START RECORD EXCERPTS

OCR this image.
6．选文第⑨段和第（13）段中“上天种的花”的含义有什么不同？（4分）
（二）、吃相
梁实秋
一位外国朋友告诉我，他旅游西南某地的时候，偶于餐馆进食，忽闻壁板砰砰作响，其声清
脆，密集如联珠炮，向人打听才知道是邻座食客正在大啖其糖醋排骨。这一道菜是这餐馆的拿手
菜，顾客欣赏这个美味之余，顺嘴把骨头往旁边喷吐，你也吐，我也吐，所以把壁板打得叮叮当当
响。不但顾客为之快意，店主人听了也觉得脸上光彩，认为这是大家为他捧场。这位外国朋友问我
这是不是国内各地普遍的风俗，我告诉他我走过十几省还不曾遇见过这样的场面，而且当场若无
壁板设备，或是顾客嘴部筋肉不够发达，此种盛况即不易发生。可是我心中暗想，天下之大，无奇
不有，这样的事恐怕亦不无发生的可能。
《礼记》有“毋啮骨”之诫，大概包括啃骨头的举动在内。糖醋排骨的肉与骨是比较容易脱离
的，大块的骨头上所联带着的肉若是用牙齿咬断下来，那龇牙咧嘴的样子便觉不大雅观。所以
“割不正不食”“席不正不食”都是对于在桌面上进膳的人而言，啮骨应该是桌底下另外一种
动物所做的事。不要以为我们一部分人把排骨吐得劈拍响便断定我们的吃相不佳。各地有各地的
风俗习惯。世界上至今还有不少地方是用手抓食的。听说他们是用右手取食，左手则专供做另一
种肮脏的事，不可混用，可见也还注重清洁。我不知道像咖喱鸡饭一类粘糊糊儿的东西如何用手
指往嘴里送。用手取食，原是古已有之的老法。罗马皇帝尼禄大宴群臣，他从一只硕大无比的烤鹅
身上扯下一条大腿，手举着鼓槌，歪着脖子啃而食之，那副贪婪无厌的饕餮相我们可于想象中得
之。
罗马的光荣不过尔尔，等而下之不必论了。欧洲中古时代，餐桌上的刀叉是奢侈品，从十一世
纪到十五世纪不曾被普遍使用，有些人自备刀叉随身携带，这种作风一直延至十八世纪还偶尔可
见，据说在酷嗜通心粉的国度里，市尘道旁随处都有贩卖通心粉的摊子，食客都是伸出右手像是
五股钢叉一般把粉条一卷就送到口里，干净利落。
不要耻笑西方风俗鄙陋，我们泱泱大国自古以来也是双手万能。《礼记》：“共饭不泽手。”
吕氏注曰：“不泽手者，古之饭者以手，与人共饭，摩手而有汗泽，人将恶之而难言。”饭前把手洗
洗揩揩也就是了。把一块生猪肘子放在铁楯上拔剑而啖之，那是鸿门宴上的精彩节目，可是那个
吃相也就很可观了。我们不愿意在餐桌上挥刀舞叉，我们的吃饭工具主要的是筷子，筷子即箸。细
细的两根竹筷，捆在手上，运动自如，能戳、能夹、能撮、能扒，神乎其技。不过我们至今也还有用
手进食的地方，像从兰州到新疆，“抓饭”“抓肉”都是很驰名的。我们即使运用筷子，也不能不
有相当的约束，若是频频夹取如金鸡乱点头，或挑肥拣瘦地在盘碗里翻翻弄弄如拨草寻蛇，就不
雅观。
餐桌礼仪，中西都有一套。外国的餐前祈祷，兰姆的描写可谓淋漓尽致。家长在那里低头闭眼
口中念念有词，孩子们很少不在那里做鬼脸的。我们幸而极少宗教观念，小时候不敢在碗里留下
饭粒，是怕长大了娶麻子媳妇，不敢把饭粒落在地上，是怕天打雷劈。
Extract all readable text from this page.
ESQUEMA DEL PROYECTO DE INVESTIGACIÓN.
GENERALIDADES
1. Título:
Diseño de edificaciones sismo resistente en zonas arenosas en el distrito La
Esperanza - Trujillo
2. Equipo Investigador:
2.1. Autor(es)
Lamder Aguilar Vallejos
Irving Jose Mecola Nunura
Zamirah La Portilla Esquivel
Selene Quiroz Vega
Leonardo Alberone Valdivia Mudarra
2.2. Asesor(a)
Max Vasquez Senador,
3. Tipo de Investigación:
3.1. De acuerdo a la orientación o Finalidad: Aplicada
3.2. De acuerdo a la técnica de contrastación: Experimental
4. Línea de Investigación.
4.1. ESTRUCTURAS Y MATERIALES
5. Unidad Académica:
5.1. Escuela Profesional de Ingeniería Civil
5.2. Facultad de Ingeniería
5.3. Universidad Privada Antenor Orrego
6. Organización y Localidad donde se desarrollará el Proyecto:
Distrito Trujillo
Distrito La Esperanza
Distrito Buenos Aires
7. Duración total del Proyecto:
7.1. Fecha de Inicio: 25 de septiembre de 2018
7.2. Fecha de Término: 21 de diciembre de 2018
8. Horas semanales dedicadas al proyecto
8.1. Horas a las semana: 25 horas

END RECORD EXCERPTS

Quote only the lines from the line containing "Extract all readable text from this page." through the end of the entries, keeping the first and the last.

RESPONSE -
Extract all readable text from this page.
ESQUEMA DEL PROYECTO DE INVESTIGACIÓN.
GENERALIDADES
1. Título:
Diseño de edificaciones sismo resistente en zonas arenosas en el distrito La
Esperanza - Trujillo
2. Equipo Investigador:
2.1. Autor(es)
Lamder Aguilar Vallejos
Irving Jose Mecola Nunura
Zamirah La Portilla Esquivel
Selene Quiroz Vega
Leonardo Alberone Valdivia Mudarra
2.2. Asesor(a)
Max Vasquez Senador,
3. Tipo de Investigación:
3.1. De acuerdo a la orientación o Finalidad: Aplicada
3.2. De acuerdo a la técnica de contrastación: Experimental
4. Línea de Investigación.
4.1. ESTRUCTURAS Y MATERIALES
5. Unidad Académica:
5.1. Escuela Profesional de Ingeniería Civil
5.2. Facultad de Ingeniería
5.3. Universidad Privada Antenor Orrego
6. Organización y Localidad donde se desarrollará el Proyecto:
Distrito Trujillo
Distrito La Esperanza
Distrito Buenos Aires
7. Duración total del Proyecto:
7.1. Fecha de Inicio: 25 de septiembre de 2018
7.2. Fecha de Término: 21 de diciembre de 2018
8. Horas semanales dedicadas al proyecto
8.1. Horas a las semana: 25 horas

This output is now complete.